*** Data supplied

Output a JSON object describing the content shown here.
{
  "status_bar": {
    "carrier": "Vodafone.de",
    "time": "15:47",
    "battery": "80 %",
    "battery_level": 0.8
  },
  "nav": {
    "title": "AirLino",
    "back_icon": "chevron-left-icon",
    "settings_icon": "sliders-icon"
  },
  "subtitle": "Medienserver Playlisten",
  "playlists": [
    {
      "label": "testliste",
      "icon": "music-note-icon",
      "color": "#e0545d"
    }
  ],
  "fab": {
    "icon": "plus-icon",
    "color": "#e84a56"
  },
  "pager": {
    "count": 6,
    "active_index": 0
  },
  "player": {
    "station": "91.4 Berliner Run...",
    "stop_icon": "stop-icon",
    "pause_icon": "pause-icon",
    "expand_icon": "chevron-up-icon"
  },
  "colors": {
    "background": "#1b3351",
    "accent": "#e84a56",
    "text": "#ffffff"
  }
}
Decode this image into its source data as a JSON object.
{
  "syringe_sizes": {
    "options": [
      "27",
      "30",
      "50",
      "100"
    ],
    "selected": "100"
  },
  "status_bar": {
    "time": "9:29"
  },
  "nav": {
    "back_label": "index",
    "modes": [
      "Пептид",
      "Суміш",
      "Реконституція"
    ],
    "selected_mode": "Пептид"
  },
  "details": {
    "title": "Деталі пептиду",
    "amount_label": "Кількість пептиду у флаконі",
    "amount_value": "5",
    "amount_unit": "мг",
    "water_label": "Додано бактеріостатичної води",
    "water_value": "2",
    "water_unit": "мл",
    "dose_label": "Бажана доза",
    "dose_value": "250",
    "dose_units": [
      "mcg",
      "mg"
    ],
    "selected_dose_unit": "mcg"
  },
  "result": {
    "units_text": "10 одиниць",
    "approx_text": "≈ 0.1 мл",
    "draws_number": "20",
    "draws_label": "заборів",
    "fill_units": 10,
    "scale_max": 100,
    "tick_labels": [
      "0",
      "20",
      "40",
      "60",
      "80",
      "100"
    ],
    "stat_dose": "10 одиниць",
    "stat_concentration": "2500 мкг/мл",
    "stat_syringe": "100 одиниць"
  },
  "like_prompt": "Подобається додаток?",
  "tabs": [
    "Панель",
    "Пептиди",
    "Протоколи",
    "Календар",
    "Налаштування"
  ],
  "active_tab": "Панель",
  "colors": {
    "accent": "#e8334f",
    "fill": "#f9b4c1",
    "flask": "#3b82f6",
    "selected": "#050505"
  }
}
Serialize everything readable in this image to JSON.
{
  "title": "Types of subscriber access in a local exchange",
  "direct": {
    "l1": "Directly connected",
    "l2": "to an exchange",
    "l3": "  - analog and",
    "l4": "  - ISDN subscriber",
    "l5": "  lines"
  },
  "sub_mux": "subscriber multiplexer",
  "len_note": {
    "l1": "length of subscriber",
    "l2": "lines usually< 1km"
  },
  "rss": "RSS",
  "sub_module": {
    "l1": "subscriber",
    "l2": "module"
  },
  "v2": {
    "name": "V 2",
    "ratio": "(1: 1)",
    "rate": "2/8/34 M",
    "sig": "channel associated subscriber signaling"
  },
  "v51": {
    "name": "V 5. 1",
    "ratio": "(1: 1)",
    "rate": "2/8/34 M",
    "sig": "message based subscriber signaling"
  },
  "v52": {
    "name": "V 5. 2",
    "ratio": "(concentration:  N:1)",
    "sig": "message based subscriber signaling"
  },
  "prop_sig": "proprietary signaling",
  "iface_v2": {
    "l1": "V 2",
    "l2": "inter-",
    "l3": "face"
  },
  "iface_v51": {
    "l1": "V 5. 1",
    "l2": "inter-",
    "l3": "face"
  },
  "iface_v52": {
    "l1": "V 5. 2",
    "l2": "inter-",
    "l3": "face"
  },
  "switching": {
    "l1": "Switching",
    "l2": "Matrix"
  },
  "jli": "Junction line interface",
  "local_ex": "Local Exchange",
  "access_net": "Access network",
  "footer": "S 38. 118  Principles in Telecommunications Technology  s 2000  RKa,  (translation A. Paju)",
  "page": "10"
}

******

## Task details
Copy out exactly the lines between the line with "Serialize everything readable" and the last line of the entries, counting both of those lines.

## Task answer
Serialize everything readable in this image to JSON.
{
  "title": "Types of subscriber access in a local exchange",
  "direct": {
    "l1": "Directly connected",
    "l2": "to an exchange",
    "l3": "  - analog and",
    "l4": "  - ISDN subscriber",
    "l5": "  lines"
  },
  "sub_mux": "subscriber multiplexer",
  "len_note": {
    "l1": "length of subscriber",
    "l2": "lines usually< 1km"
  },
  "rss": "RSS",
  "sub_module": {
    "l1": "subscriber",
    "l2": "module"
  },
  "v2": {
    "name": "V 2",
    "ratio": "(1: 1)",
    "rate": "2/8/34 M",
    "sig": "channel associated subscriber signaling"
  },
  "v51": {
    "name": "V 5. 1",
    "ratio": "(1: 1)",
    "rate": "2/8/34 M",
    "sig": "message based subscriber signaling"
  },
  "v52": {
    "name": "V 5. 2",
    "ratio": "(concentration:  N:1)",
    "sig": "message based subscriber signaling"
  },
  "prop_sig": "proprietary signaling",
  "iface_v2": {
    "l1": "V 2",
    "l2": "inter-",
    "l3": "face"
  },
  "iface_v51": {
    "l1": "V 5. 1",
    "l2": "inter-",
    "l3": "face"
  },
  "iface_v52": {
    "l1": "V 5. 2",
    "l2": "inter-",
    "l3": "face"
  },
  "switching": {
    "l1": "Switching",
    "l2": "Matrix"
  },
  "jli": "Junction line interface",
  "local_ex": "Local Exchange",
  "access_net": "Access network",
  "footer": "S 38. 118  Principles in Telecommunications Technology  s 2000  RKa,  (translation A. Paju)",
  "page": "10"
}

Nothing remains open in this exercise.